EXERCISE INPUTS:
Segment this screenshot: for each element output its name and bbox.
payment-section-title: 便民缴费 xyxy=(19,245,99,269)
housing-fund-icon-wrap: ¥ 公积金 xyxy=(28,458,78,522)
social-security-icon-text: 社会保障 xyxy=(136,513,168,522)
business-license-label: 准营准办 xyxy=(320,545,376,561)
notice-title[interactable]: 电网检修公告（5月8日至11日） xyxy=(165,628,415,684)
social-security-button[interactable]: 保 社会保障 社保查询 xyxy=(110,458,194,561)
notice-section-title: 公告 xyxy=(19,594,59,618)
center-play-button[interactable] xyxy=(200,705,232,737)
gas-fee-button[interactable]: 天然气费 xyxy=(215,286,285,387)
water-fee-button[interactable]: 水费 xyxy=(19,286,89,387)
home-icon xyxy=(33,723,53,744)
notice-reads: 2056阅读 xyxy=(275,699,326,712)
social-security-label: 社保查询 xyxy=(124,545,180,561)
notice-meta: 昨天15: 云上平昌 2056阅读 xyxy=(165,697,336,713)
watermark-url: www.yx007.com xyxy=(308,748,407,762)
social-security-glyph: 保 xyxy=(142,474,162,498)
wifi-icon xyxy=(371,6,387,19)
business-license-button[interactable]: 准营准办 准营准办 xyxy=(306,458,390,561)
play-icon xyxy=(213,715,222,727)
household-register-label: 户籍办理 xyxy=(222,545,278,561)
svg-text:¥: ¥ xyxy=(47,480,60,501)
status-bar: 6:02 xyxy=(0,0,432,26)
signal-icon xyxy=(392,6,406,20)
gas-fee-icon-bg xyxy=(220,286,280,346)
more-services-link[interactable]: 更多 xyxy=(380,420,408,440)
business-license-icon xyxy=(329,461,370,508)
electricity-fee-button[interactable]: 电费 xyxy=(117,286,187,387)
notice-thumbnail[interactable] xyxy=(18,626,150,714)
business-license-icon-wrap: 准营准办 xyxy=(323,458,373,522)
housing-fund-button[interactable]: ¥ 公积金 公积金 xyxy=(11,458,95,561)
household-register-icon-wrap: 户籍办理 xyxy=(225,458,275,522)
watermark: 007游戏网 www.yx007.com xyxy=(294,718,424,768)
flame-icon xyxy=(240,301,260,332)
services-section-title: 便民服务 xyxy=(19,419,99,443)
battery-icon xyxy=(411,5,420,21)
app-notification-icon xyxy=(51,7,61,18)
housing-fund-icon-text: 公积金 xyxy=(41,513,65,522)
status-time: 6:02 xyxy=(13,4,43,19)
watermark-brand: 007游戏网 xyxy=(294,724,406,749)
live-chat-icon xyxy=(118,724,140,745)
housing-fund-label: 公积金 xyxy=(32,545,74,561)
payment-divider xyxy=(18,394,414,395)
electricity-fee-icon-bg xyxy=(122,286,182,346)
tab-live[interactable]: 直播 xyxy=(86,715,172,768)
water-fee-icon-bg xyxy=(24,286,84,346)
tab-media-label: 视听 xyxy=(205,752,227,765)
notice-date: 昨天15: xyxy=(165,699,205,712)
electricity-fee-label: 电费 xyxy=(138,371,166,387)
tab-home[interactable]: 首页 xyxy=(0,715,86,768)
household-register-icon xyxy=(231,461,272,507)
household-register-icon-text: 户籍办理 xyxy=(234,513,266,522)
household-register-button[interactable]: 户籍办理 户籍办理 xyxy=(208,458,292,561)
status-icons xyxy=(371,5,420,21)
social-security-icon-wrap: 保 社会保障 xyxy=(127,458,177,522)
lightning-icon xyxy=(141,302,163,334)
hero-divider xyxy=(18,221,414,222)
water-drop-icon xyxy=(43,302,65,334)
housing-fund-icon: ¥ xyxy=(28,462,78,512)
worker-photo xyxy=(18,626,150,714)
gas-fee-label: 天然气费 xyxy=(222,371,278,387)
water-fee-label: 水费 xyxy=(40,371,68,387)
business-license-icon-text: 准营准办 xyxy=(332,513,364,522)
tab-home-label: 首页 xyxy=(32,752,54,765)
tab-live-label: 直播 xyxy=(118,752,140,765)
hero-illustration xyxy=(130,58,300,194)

TASK TO COMPLETE:
Copy the material above line for line, changing nothing.

IN RESPONSE:
Segment this screenshot: for each element output its name and bbox.
payment-section-title: 便民缴费 xyxy=(19,245,99,269)
housing-fund-icon-wrap: ¥ 公积金 xyxy=(28,458,78,522)
social-security-icon-text: 社会保障 xyxy=(136,513,168,522)
business-license-label: 准营准办 xyxy=(320,545,376,561)
notice-title[interactable]: 电网检修公告（5月8日至11日） xyxy=(165,628,415,684)
social-security-button[interactable]: 保 社会保障 社保查询 xyxy=(110,458,194,561)
notice-section-title: 公告 xyxy=(19,594,59,618)
center-play-button[interactable] xyxy=(200,705,232,737)
gas-fee-button[interactable]: 天然气费 xyxy=(215,286,285,387)
water-fee-button[interactable]: 水费 xyxy=(19,286,89,387)
home-icon xyxy=(33,723,53,744)
notice-reads: 2056阅读 xyxy=(275,699,326,712)
social-security-label: 社保查询 xyxy=(124,545,180,561)
notice-meta: 昨天15: 云上平昌 2056阅读 xyxy=(165,697,336,713)
watermark-url: www.yx007.com xyxy=(308,748,407,762)
social-security-glyph: 保 xyxy=(142,474,162,498)
wifi-icon xyxy=(371,6,387,19)
business-license-button[interactable]: 准营准办 准营准办 xyxy=(306,458,390,561)
play-icon xyxy=(213,715,222,727)
household-register-label: 户籍办理 xyxy=(222,545,278,561)
svg-text:¥: ¥ xyxy=(47,480,60,501)
status-bar: 6:02 xyxy=(0,0,432,26)
signal-icon xyxy=(392,6,406,20)
gas-fee-icon-bg xyxy=(220,286,280,346)
more-services-link[interactable]: 更多 xyxy=(380,420,408,440)
business-license-icon xyxy=(329,461,370,508)
electricity-fee-button[interactable]: 电费 xyxy=(117,286,187,387)
notice-thumbnail[interactable] xyxy=(18,626,150,714)
business-license-icon-wrap: 准营准办 xyxy=(323,458,373,522)
housing-fund-button[interactable]: ¥ 公积金 公积金 xyxy=(11,458,95,561)
household-register-icon-wrap: 户籍办理 xyxy=(225,458,275,522)
watermark: 007游戏网 www.yx007.com xyxy=(294,718,424,768)
flame-icon xyxy=(240,301,260,332)
services-section-title: 便民服务 xyxy=(19,419,99,443)
battery-icon xyxy=(411,5,420,21)
app-notification-icon xyxy=(51,7,61,18)
housing-fund-icon-text: 公积金 xyxy=(41,513,65,522)
status-time: 6:02 xyxy=(13,4,43,19)
watermark-brand: 007游戏网 xyxy=(294,724,406,749)
live-chat-icon xyxy=(118,724,140,745)
housing-fund-label: 公积金 xyxy=(32,545,74,561)
payment-divider xyxy=(18,394,414,395)
electricity-fee-icon-bg xyxy=(122,286,182,346)
tab-live[interactable]: 直播 xyxy=(86,715,172,768)
water-fee-icon-bg xyxy=(24,286,84,346)
tab-media-label: 视听 xyxy=(205,752,227,765)
notice-date: 昨天15: xyxy=(165,699,205,712)
electricity-fee-label: 电费 xyxy=(138,371,166,387)
tab-home[interactable]: 首页 xyxy=(0,715,86,768)
household-register-icon xyxy=(231,461,272,507)
household-register-icon-text: 户籍办理 xyxy=(234,513,266,522)
household-register-button[interactable]: 户籍办理 户籍办理 xyxy=(208,458,292,561)
status-icons xyxy=(371,5,420,21)
social-security-icon-wrap: 保 社会保障 xyxy=(127,458,177,522)
lightning-icon xyxy=(141,302,163,334)
hero-divider xyxy=(18,221,414,222)
water-drop-icon xyxy=(43,302,65,334)
housing-fund-icon: ¥ xyxy=(28,462,78,512)
worker-photo xyxy=(18,626,150,714)
gas-fee-label: 天然气费 xyxy=(222,371,278,387)
water-fee-label: 水费 xyxy=(40,371,68,387)
business-license-icon-text: 准营准办 xyxy=(332,513,364,522)
tab-home-label: 首页 xyxy=(32,752,54,765)
tab-live-label: 直播 xyxy=(118,752,140,765)
hero-illustration xyxy=(130,58,300,194)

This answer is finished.